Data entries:
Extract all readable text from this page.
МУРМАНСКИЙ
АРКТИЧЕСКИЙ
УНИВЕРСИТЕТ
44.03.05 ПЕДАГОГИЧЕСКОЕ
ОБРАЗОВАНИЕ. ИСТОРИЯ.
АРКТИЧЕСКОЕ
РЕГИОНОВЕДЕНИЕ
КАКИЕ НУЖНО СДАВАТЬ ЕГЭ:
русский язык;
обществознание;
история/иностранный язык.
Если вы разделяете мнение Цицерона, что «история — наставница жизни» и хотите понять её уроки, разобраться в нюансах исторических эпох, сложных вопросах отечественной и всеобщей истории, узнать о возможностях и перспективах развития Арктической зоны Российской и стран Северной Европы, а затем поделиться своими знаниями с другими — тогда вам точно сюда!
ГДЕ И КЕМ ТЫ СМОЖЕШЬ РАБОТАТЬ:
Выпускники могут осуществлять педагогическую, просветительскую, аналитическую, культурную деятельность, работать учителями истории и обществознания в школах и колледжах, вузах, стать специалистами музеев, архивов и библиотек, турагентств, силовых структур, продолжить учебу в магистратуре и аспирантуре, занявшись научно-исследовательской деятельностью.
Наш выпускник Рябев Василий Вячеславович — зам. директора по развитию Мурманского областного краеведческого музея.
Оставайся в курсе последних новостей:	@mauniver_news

* * *

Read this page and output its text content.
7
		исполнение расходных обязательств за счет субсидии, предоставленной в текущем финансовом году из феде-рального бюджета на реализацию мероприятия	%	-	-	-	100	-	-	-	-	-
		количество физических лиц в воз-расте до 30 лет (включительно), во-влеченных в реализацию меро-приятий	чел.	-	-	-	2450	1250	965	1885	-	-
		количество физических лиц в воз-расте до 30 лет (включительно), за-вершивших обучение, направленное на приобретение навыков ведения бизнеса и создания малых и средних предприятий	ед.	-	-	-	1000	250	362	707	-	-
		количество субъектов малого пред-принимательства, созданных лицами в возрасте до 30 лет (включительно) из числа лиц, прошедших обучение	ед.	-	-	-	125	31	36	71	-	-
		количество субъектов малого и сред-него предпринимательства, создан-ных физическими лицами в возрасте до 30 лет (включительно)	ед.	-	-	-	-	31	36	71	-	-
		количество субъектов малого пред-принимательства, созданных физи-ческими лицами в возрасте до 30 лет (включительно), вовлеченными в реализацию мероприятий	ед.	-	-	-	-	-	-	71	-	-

...

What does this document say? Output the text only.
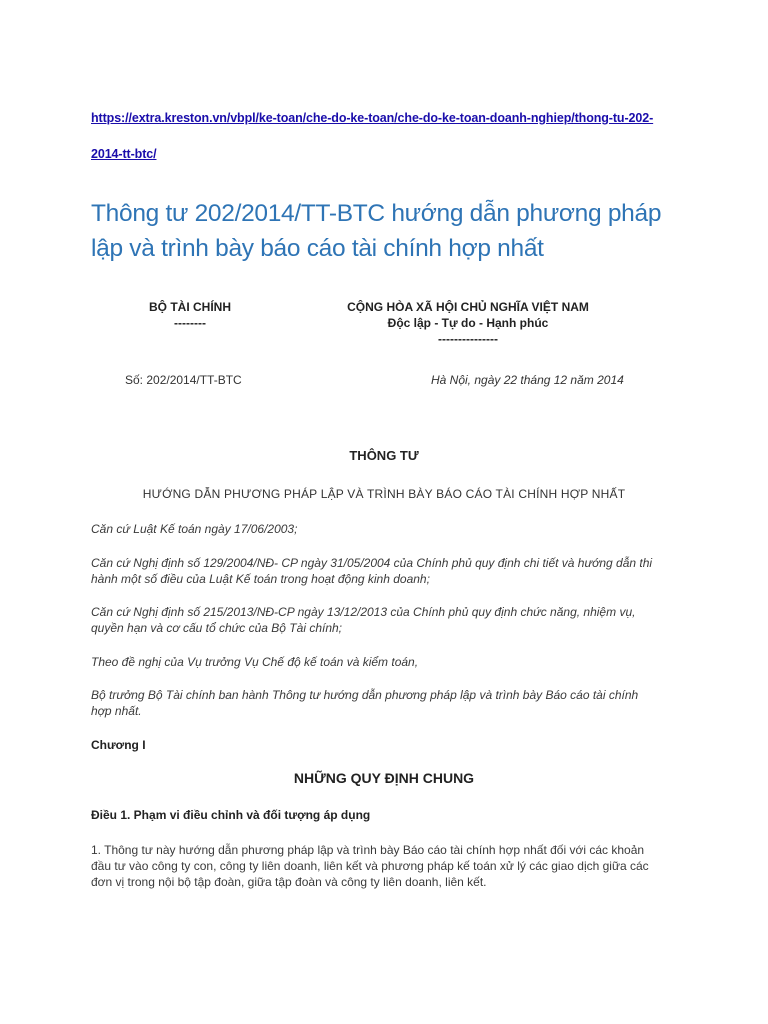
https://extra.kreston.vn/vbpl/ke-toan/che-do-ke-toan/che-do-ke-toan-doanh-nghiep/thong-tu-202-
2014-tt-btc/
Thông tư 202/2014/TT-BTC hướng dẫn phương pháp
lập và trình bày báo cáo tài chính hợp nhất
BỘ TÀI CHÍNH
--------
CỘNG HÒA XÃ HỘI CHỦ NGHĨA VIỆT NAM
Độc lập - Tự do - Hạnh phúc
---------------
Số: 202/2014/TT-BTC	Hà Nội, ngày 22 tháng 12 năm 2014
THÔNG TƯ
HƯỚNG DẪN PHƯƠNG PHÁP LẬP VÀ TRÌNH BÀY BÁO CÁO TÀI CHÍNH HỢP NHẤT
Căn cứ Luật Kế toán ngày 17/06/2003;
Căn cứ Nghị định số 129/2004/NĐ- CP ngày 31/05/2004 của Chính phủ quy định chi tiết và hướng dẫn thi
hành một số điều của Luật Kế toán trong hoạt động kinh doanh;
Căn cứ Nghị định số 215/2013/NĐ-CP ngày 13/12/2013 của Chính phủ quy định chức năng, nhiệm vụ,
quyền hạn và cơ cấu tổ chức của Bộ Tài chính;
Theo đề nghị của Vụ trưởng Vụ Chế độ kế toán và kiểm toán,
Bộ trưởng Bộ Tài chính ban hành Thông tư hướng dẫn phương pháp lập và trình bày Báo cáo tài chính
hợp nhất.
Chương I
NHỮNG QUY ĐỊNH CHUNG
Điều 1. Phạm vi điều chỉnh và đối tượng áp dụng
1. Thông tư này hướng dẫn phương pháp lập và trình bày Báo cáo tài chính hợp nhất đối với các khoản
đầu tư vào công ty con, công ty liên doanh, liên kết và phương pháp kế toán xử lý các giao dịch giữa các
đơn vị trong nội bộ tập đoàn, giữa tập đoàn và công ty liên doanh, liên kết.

Given problem: Pull out each line of the entries that contains "созданных".

Task answer:
		количество субъектов малого пред-принимательства, созданных лицами в возрасте до 30 лет (включительно) из числа лиц, прошедших обучение	ед.	-	-	-	125	31	36	71	-	-
		количество субъектов малого пред-принимательства, созданных физи-ческими лицами в возрасте до 30 лет (включительно), вовлеченными в реализацию мероприятий	ед.	-	-	-	-	-	-	71	-	-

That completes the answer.